→ Instruction
Every line in the listing is to be echoed verbatim.

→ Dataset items
□ □ □ □ □ □ □
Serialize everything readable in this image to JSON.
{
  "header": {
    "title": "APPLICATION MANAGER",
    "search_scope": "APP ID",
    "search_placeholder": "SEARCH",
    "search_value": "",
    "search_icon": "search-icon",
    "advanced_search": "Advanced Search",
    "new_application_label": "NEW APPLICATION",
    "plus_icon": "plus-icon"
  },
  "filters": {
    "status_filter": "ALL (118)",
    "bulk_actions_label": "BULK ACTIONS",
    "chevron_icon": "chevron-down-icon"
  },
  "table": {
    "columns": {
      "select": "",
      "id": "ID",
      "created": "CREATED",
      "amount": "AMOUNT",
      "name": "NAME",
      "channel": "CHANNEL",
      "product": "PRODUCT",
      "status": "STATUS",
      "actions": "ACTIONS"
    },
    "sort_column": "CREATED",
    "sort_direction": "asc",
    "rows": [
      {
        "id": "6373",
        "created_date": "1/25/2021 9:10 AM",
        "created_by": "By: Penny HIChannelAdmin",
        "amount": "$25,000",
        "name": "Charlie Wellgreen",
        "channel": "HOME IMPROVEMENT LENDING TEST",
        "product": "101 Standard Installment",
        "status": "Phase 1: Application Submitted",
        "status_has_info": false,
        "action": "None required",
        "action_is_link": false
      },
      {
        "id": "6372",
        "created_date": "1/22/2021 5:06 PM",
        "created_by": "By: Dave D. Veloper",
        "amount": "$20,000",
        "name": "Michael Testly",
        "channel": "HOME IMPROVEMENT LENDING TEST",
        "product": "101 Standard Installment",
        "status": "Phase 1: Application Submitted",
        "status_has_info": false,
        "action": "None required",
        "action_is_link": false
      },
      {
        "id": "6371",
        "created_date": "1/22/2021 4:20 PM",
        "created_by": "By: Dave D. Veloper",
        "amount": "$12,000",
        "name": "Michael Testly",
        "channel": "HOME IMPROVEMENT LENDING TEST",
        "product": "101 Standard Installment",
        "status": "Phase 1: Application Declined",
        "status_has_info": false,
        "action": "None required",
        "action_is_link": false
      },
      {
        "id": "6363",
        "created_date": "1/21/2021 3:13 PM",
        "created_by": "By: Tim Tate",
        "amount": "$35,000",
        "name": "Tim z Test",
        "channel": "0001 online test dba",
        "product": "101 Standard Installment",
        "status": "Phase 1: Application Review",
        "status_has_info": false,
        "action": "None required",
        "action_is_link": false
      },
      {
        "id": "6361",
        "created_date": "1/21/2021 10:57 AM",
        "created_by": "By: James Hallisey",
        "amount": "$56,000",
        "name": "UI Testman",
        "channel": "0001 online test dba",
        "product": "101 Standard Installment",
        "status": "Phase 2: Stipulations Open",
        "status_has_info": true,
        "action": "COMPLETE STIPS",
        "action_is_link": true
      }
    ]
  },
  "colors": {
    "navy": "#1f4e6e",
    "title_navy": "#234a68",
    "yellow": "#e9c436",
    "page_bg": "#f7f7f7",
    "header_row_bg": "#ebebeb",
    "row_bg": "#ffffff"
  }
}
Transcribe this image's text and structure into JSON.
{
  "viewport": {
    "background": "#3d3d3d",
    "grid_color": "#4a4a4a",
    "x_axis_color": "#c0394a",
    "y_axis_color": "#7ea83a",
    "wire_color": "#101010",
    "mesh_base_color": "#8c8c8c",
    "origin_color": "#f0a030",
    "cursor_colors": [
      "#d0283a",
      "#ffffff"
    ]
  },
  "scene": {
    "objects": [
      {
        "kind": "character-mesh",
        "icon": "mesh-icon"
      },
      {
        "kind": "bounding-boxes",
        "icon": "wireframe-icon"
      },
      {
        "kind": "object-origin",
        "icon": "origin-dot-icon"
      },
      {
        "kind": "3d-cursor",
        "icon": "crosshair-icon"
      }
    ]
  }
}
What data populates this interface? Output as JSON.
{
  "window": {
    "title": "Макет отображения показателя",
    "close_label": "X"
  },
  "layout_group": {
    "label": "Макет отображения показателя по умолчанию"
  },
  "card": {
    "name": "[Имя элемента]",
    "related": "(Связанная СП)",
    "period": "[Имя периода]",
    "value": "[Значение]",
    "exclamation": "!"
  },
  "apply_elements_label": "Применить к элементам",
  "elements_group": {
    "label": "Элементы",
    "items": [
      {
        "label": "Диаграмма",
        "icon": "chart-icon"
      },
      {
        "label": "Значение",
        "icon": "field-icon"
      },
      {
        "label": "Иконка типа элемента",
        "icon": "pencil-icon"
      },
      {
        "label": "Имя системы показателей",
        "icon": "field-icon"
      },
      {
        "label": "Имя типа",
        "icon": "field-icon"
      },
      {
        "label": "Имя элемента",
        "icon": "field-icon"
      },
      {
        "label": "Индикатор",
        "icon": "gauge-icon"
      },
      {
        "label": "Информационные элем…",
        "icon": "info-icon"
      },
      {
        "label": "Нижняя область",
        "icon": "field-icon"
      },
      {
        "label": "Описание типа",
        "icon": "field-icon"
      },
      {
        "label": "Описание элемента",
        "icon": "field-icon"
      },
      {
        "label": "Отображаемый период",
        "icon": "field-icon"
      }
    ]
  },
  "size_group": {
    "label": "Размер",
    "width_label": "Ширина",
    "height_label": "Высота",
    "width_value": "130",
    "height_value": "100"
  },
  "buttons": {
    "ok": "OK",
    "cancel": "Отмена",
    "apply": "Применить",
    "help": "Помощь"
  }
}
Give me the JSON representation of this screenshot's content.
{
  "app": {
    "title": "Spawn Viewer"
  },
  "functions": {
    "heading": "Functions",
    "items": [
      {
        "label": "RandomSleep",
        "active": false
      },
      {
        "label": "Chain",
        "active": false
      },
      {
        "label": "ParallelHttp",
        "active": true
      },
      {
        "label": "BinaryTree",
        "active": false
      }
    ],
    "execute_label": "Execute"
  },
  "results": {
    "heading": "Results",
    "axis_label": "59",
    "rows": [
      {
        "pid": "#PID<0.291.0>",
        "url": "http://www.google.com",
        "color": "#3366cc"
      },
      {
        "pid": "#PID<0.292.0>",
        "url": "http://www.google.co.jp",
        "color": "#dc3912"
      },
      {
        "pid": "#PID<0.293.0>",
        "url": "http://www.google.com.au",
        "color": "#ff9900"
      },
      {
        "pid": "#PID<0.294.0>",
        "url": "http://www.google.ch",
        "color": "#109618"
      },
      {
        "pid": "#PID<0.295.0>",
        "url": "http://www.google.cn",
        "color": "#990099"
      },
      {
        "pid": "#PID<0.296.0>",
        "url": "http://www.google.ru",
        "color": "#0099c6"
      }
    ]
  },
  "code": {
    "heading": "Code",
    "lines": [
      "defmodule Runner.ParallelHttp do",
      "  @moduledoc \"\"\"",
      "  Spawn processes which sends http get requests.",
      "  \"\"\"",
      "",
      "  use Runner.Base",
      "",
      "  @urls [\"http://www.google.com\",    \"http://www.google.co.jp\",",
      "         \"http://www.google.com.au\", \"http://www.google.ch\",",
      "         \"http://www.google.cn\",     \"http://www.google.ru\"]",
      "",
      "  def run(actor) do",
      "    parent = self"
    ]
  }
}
□ □ □ □ □ □ □
→ Response to this task
Serialize everything readable in this image to JSON.
{
  "header": {
    "title": "APPLICATION MANAGER",
    "search_scope": "APP ID",
    "search_placeholder": "SEARCH",
    "search_value": "",
    "search_icon": "search-icon",
    "advanced_search": "Advanced Search",
    "new_application_label": "NEW APPLICATION",
    "plus_icon": "plus-icon"
  },
  "filters": {
    "status_filter": "ALL (118)",
    "bulk_actions_label": "BULK ACTIONS",
    "chevron_icon": "chevron-down-icon"
  },
  "table": {
    "columns": {
      "select": "",
      "id": "ID",
      "created": "CREATED",
      "amount": "AMOUNT",
      "name": "NAME",
      "channel": "CHANNEL",
      "product": "PRODUCT",
      "status": "STATUS",
      "actions": "ACTIONS"
    },
    "sort_column": "CREATED",
    "sort_direction": "asc",
    "rows": [
      {
        "id": "6373",
        "created_date": "1/25/2021 9:10 AM",
        "created_by": "By: Penny HIChannelAdmin",
        "amount": "$25,000",
        "name": "Charlie Wellgreen",
        "channel": "HOME IMPROVEMENT LENDING TEST",
        "product": "101 Standard Installment",
        "status": "Phase 1: Application Submitted",
        "status_has_info": false,
        "action": "None required",
        "action_is_link": false
      },
      {
        "id": "6372",
        "created_date": "1/22/2021 5:06 PM",
        "created_by": "By: Dave D. Veloper",
        "amount": "$20,000",
        "name": "Michael Testly",
        "channel": "HOME IMPROVEMENT LENDING TEST",
        "product": "101 Standard Installment",
        "status": "Phase 1: Application Submitted",
        "status_has_info": false,
        "action": "None required",
        "action_is_link": false
      },
      {
        "id": "6371",
        "created_date": "1/22/2021 4:20 PM",
        "created_by": "By: Dave D. Veloper",
        "amount": "$12,000",
        "name": "Michael Testly",
        "channel": "HOME IMPROVEMENT LENDING TEST",
        "product": "101 Standard Installment",
        "status": "Phase 1: Application Declined",
        "status_has_info": false,
        "action": "None required",
        "action_is_link": false
      },
      {
        "id": "6363",
        "created_date": "1/21/2021 3:13 PM",
        "created_by": "By: Tim Tate",
        "amount": "$35,000",
        "name": "Tim z Test",
        "channel": "0001 online test dba",
        "product": "101 Standard Installment",
        "status": "Phase 1: Application Review",
        "status_has_info": false,
        "action": "None required",
        "action_is_link": false
      },
      {
        "id": "6361",
        "created_date": "1/21/2021 10:57 AM",
        "created_by": "By: James Hallisey",
        "amount": "$56,000",
        "name": "UI Testman",
        "channel": "0001 online test dba",
        "product": "101 Standard Installment",
        "status": "Phase 2: Stipulations Open",
        "status_has_info": true,
        "action": "COMPLETE STIPS",
        "action_is_link": true
      }
    ]
  },
  "colors": {
    "navy": "#1f4e6e",
    "title_navy": "#234a68",
    "yellow": "#e9c436",
    "page_bg": "#f7f7f7",
    "header_row_bg": "#ebebeb",
    "row_bg": "#ffffff"
  }
}
Transcribe this image's text and structure into JSON.
{
  "viewport": {
    "background": "#3d3d3d",
    "grid_color": "#4a4a4a",
    "x_axis_color": "#c0394a",
    "y_axis_color": "#7ea83a",
    "wire_color": "#101010",
    "mesh_base_color": "#8c8c8c",
    "origin_color": "#f0a030",
    "cursor_colors": [
      "#d0283a",
      "#ffffff"
    ]
  },
  "scene": {
    "objects": [
      {
        "kind": "character-mesh",
        "icon": "mesh-icon"
      },
      {
        "kind": "bounding-boxes",
        "icon": "wireframe-icon"
      },
      {
        "kind": "object-origin",
        "icon": "origin-dot-icon"
      },
      {
        "kind": "3d-cursor",
        "icon": "crosshair-icon"
      }
    ]
  }
}
What data populates this interface? Output as JSON.
{
  "window": {
    "title": "Макет отображения показателя",
    "close_label": "X"
  },
  "layout_group": {
    "label": "Макет отображения показателя по умолчанию"
  },
  "card": {
    "name": "[Имя элемента]",
    "related": "(Связанная СП)",
    "period": "[Имя периода]",
    "value": "[Значение]",
    "exclamation": "!"
  },
  "apply_elements_label": "Применить к элементам",
  "elements_group": {
    "label": "Элементы",
    "items": [
      {
        "label": "Диаграмма",
        "icon": "chart-icon"
      },
      {
        "label": "Значение",
        "icon": "field-icon"
      },
      {
        "label": "Иконка типа элемента",
        "icon": "pencil-icon"
      },
      {
        "label": "Имя системы показателей",
        "icon": "field-icon"
      },
      {
        "label": "Имя типа",
        "icon": "field-icon"
      },
      {
        "label": "Имя элемента",
        "icon": "field-icon"
      },
      {
        "label": "Индикатор",
        "icon": "gauge-icon"
      },
      {
        "label": "Информационные элем…",
        "icon": "info-icon"
      },
      {
        "label": "Нижняя область",
        "icon": "field-icon"
      },
      {
        "label": "Описание типа",
        "icon": "field-icon"
      },
      {
        "label": "Описание элемента",
        "icon": "field-icon"
      },
      {
        "label": "Отображаемый период",
        "icon": "field-icon"
      }
    ]
  },
  "size_group": {
    "label": "Размер",
    "width_label": "Ширина",
    "height_label": "Высота",
    "width_value": "130",
    "height_value": "100"
  },
  "buttons": {
    "ok": "OK",
    "cancel": "Отмена",
    "apply": "Применить",
    "help": "Помощь"
  }
}
Give me the JSON representation of this screenshot's content.
{
  "app": {
    "title": "Spawn Viewer"
  },
  "functions": {
    "heading": "Functions",
    "items": [
      {
        "label": "RandomSleep",
        "active": false
      },
      {
        "label": "Chain",
        "active": false
      },
      {
        "label": "ParallelHttp",
        "active": true
      },
      {
        "label": "BinaryTree",
        "active": false
      }
    ],
    "execute_label": "Execute"
  },
  "results": {
    "heading": "Results",
    "axis_label": "59",
    "rows": [
      {
        "pid": "#PID<0.291.0>",
        "url": "http://www.google.com",
        "color": "#3366cc"
      },
      {
        "pid": "#PID<0.292.0>",
        "url": "http://www.google.co.jp",
        "color": "#dc3912"
      },
      {
        "pid": "#PID<0.293.0>",
        "url": "http://www.google.com.au",
        "color": "#ff9900"
      },
      {
        "pid": "#PID<0.294.0>",
        "url": "http://www.google.ch",
        "color": "#109618"
      },
      {
        "pid": "#PID<0.295.0>",
        "url": "http://www.google.cn",
        "color": "#990099"
      },
      {
        "pid": "#PID<0.296.0>",
        "url": "http://www.google.ru",
        "color": "#0099c6"
      }
    ]
  },
  "code": {
    "heading": "Code",
    "lines": [
      "defmodule Runner.ParallelHttp do",
      "  @moduledoc \"\"\"",
      "  Spawn processes which sends http get requests.",
      "  \"\"\"",
      "",
      "  use Runner.Base",
      "",
      "  @urls [\"http://www.google.com\",    \"http://www.google.co.jp\",",
      "         \"http://www.google.com.au\", \"http://www.google.ch\",",
      "         \"http://www.google.cn\",     \"http://www.google.ru\"]",
      "",
      "  def run(actor) do",
      "    parent = self"
    ]
  }
}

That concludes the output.